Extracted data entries

========================================

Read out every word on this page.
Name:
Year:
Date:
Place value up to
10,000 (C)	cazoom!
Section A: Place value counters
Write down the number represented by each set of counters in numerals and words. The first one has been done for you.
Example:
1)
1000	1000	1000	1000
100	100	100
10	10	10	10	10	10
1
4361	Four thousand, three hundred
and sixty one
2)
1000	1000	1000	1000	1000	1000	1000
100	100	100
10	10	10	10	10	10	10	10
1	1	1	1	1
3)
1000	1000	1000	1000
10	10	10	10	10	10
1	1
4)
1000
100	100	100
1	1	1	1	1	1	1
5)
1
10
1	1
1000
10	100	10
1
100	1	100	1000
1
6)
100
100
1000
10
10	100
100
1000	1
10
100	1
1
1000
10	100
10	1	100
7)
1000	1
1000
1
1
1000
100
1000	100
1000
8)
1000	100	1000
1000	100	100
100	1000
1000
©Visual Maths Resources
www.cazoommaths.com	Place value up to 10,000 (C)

========================================

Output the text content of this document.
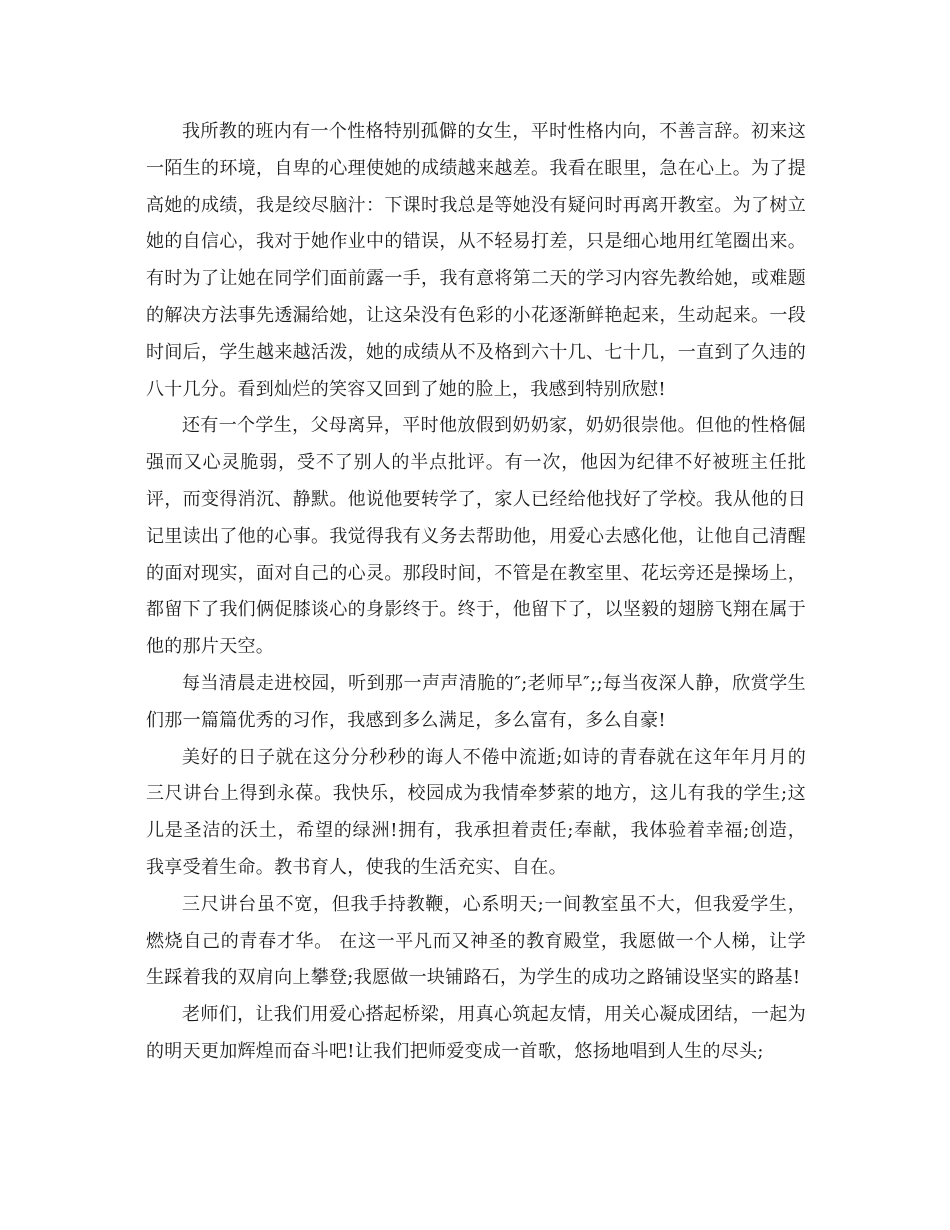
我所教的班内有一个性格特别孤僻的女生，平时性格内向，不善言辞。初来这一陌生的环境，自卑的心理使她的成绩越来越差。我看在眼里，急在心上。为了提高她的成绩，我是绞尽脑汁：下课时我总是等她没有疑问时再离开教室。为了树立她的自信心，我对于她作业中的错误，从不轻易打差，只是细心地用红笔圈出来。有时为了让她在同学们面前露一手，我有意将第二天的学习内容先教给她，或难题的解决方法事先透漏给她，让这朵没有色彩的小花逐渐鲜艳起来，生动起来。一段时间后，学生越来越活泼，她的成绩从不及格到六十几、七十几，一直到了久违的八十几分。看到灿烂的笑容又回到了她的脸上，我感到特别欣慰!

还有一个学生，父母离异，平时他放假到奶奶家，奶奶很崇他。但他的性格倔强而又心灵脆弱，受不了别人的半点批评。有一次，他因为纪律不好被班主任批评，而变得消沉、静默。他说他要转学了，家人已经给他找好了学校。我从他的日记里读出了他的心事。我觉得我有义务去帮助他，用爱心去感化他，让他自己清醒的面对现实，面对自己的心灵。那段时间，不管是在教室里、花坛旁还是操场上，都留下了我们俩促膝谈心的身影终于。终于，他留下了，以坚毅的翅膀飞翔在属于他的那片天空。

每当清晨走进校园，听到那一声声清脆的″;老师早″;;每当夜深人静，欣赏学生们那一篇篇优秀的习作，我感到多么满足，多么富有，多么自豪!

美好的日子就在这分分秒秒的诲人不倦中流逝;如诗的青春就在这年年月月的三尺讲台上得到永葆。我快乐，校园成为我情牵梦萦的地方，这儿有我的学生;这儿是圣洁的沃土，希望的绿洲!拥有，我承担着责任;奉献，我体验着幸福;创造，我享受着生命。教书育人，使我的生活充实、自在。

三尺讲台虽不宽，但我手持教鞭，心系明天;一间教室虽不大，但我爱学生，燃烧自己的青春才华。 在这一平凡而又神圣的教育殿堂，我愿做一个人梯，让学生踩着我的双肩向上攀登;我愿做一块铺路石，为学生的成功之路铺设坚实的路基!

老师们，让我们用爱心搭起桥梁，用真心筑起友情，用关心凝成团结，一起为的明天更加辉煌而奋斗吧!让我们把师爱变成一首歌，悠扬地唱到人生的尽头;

========================================

Tell how many lines of the material above hold "Place", answering with a bare number.

**Result below**
3